◆ **Given exercise**: Of all the lines in the material, how many contain the word "Precipitation"? State the number alone.

━━ Data for this exercise ━━

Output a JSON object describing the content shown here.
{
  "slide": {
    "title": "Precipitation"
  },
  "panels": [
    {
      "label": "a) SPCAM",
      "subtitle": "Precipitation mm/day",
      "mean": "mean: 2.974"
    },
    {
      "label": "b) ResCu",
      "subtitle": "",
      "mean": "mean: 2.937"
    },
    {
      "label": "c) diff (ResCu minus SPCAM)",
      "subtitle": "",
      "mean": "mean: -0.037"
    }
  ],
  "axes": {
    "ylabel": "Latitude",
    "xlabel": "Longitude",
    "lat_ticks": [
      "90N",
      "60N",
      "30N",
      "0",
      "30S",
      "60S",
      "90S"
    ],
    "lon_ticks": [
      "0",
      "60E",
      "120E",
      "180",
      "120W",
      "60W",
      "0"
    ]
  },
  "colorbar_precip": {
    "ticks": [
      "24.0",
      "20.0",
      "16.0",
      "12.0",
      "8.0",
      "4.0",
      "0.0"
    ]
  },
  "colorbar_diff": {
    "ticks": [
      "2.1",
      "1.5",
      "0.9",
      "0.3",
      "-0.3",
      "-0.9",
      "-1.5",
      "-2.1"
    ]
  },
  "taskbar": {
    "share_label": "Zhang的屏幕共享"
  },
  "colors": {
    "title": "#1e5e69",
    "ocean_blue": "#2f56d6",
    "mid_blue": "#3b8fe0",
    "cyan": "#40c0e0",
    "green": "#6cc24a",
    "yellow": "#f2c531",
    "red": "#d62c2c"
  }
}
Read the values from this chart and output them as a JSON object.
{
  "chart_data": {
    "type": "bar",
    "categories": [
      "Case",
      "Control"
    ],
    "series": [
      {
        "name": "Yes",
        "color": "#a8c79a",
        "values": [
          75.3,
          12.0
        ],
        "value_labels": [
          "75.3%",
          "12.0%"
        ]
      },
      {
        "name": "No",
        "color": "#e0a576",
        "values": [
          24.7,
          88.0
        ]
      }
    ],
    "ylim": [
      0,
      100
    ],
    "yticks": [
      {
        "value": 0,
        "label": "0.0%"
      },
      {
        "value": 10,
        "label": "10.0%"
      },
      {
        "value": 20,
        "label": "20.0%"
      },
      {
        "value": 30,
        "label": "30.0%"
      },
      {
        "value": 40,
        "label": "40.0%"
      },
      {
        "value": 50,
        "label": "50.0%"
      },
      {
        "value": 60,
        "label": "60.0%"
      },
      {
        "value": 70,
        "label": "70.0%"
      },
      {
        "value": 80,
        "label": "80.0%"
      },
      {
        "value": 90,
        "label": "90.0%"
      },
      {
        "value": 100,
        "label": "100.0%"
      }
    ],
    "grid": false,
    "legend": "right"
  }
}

━━━

◆ **Exercise answer**: 2